-------- Text excerpt
One of the early arguments for a first strike was the ability to target military installations only.
Due to the limitations in early US targeting ability, a US counter strike likely meant having to go with a counter-value response instead of a counter-force one. Meaning bigger targets like cities over smaller military-only targets.
So if you worked under the presumption that war with the Soviets was inevitable, a first strike avoided mass casualties in the magnitude of 10s of millions in favor of decapitating military targets.
So yes, there is a logical argument that it would be the more ethical choice.
It wasn't until the 80's with advances in both surveying/geodesy (predicting precise ballistic trajectories taking into account local variances in gravity) and targeting/ delivery accuracy (B-1, B-2, peacekeeper ICBMs, and better SLBMs) that the game-theory changed.
That's just not realistic. The Soviet army relied on its productive capabilities to wage war. Without destroying cities, nuclear war with the USSR would simply be absurd.
Beyond that, American intelligence in the USSR was weak, and they wouldn't have been able to pin down high value military targets. They'd also have serious issues striking deep within the USSR.
Von Neumann also recommended that Kyoto, instead of Hiroshima or Nagasaki, be nuked, despite it having very little military significance and leading to many more deaths.
By the time he started proposing a strike of the USSR, the USSR had already started deploying early warning radar, jet interceptors and even guided missile systems designed specifically to stop B-29s carryig nuclear bombs. In testing they proved to be even more effective than needed to completely protect the installations they were defending against slow and heavy bombers. A strike in 1951 would have been a total disaster and would have not at all stopped their industry. The US didn't even know where they were making bombs.
His political views were that coexistence with the USSR was impossible. As it turns out, the USSR had no plans of invading the US, he was simply wrong.
Let's not try to whitewash history. Neumann knew that Soviet intelligence and counter intelligence was formidable. He knew that the strength of the Soviet military was in its cities . He had already recommended nuclear strikes on civilian population centers with low military value. He was noted by his fellow physicists to be unperturbed by his work. It's quite unlikely that he had any illusions about what as needed to actually stop the Soviet war machine.
He thought that the Soviet Union could coexist with the US. He was violent in his hatred of the Soviets and was militaristic. He thought that the US had to defeat the Soviets sooner than later. Surely we both realize that this means millions of dead.
That's what you're doing by discounting what was a fairly popular political opinion of the time.
>That's just not realistic. The Soviet army relied on its productive capabilities to wage war.
None of that matters if you get hit with a Soviet first strike.
The main goal wasn't to take out the conventional war machine, but the Soviet Nuclear capabilities. Counter force vs counter value.
And this was before "Spheres of Influence" was accepted as a realistic possibility on either side, when the admitted Soviet policy was that communism had to be spread worldwide, even if it came to instigating war. So a first strike wasn't just thought possible, but expected.
----------------
-------- Excerpted data
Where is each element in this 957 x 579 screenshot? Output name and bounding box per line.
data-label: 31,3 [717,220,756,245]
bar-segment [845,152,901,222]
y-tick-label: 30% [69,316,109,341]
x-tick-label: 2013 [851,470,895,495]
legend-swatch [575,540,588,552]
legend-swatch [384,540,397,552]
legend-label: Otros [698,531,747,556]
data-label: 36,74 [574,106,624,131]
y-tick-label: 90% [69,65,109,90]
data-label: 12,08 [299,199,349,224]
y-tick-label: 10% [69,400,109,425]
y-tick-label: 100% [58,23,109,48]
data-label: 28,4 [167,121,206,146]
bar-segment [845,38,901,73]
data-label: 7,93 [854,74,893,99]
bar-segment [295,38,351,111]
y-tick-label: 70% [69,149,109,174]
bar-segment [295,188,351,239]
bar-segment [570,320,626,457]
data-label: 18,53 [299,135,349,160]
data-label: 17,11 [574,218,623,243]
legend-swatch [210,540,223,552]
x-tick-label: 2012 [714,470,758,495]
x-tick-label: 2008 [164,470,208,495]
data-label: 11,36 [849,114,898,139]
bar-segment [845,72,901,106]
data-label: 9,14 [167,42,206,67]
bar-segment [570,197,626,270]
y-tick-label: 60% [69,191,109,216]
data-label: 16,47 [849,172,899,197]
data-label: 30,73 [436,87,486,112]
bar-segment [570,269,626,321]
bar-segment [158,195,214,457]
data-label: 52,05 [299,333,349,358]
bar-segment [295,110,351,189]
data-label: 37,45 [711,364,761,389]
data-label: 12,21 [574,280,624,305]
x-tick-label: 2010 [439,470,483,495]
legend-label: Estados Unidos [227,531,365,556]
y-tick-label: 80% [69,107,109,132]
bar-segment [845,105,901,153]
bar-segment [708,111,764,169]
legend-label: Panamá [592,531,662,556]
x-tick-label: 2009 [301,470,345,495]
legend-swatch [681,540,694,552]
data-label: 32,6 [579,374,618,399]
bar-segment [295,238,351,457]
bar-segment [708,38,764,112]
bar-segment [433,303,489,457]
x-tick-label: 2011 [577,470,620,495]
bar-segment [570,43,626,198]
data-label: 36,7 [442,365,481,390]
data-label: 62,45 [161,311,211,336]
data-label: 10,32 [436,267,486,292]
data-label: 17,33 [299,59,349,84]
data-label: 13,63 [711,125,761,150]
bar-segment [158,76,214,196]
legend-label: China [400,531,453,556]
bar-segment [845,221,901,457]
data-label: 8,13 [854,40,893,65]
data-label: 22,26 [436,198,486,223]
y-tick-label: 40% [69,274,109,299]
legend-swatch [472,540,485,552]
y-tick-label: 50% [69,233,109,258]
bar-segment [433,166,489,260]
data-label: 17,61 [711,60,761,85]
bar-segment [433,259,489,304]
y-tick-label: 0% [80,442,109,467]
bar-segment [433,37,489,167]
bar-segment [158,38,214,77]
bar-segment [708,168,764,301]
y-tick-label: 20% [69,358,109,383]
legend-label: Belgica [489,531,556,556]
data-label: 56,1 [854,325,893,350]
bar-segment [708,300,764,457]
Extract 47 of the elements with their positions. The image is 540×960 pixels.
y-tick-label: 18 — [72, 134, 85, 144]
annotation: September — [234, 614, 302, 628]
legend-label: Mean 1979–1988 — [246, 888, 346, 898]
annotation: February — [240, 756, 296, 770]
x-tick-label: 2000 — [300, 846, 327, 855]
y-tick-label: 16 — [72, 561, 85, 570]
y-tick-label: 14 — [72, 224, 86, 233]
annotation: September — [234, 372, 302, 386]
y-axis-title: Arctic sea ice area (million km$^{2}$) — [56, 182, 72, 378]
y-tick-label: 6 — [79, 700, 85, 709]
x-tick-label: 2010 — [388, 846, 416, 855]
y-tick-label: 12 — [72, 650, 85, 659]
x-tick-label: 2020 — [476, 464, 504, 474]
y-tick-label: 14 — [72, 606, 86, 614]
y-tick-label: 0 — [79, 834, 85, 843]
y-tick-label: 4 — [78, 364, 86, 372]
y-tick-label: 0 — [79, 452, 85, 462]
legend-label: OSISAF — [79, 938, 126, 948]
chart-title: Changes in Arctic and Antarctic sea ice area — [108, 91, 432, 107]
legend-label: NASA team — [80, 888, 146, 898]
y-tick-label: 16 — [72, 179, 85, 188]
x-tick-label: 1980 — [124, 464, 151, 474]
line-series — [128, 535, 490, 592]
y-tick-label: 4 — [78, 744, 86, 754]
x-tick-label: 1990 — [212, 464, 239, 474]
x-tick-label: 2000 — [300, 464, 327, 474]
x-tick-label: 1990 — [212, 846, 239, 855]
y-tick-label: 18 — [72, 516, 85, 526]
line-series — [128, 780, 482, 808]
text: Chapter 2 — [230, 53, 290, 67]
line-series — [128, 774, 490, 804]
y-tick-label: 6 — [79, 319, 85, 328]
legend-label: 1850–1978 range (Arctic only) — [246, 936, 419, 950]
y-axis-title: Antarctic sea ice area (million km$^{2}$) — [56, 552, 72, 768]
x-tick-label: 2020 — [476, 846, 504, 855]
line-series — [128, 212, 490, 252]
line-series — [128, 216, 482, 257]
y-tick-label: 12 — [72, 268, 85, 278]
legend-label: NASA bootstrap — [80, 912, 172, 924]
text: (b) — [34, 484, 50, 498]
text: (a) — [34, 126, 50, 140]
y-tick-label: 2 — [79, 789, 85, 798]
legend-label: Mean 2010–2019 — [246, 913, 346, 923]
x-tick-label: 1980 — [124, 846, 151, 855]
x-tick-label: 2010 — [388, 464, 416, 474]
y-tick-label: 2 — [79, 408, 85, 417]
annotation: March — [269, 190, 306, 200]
----------------
*Exercise requirements:*
1. From the first-strike discussion, copy out the passage that begins with the words containing "It wasn't until" and ends with "within the USSR.".
2. Decide whether each statement agrees with the first-strike discussion, answering yes or no and quoting the deciding words: (a) Von Neumann recommended nuking Kyoto rather than Hiroshima or Nagasaki. (b) Advances in targeting changed the game theory in the 1960s. (c) The main goal was to take out the Soviet conventional war machine.

*Final results:*
1.
It wasn't until the 80's with advances in both surveying/geodesy (predicting precise ballistic trajectories taking into account local variances in gravity) and targeting/ delivery accuracy (B-1, B-2, peacekeeper ICBMs, and better SLBMs) that the game-theory changed.
That's just not realistic. The Soviet army relied on its productive capabilities to wage war. Without destroying cities, nuclear war with the USSR would simply be absurd.
Beyond that, American intelligence in the USSR was weak, and they wouldn't have been able to pin down high value military targets. They'd also have serious issues striking deep within the USSR.

2.
(a) Yes: "Von Neumann also recommended that Kyoto, instead of Hiroshima or Nagasaki, be nuked"
(b) No: "It wasn't until the 80's"
(c) No: "The main goal wasn't to take out the conventional war machine, but the Soviet Nuclear capabilities."